- _Stated exercise_
Transcribe each record exactly. Include every one.

[Collected data]
— BEGIN —
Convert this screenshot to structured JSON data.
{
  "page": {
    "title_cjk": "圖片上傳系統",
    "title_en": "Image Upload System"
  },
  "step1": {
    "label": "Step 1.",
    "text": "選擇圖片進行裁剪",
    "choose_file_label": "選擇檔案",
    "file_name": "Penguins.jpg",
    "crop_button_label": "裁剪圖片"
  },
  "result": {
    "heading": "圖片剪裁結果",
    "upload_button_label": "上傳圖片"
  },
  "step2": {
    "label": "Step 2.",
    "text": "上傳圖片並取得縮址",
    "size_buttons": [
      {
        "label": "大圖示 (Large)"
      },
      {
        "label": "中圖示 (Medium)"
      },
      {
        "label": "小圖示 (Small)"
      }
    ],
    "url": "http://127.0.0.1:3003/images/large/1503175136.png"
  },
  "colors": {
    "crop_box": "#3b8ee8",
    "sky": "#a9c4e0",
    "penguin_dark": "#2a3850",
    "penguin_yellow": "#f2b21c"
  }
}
— END —
- _Task response_
Convert this screenshot to structured JSON data.
{
  "page": {
    "title_cjk": "圖片上傳系統",
    "title_en": "Image Upload System"
  },
  "step1": {
    "label": "Step 1.",
    "text": "選擇圖片進行裁剪",
    "choose_file_label": "選擇檔案",
    "file_name": "Penguins.jpg",
    "crop_button_label": "裁剪圖片"
  },
  "result": {
    "heading": "圖片剪裁結果",
    "upload_button_label": "上傳圖片"
  },
  "step2": {
    "label": "Step 2.",
    "text": "上傳圖片並取得縮址",
    "size_buttons": [
      {
        "label": "大圖示 (Large)"
      },
      {
        "label": "中圖示 (Medium)"
      },
      {
        "label": "小圖示 (Small)"
      }
    ],
    "url": "http://127.0.0.1:3003/images/large/1503175136.png"
  },
  "colors": {
    "crop_box": "#3b8ee8",
    "sky": "#a9c4e0",
    "penguin_dark": "#2a3850",
    "penguin_yellow": "#f2b21c"
  }
}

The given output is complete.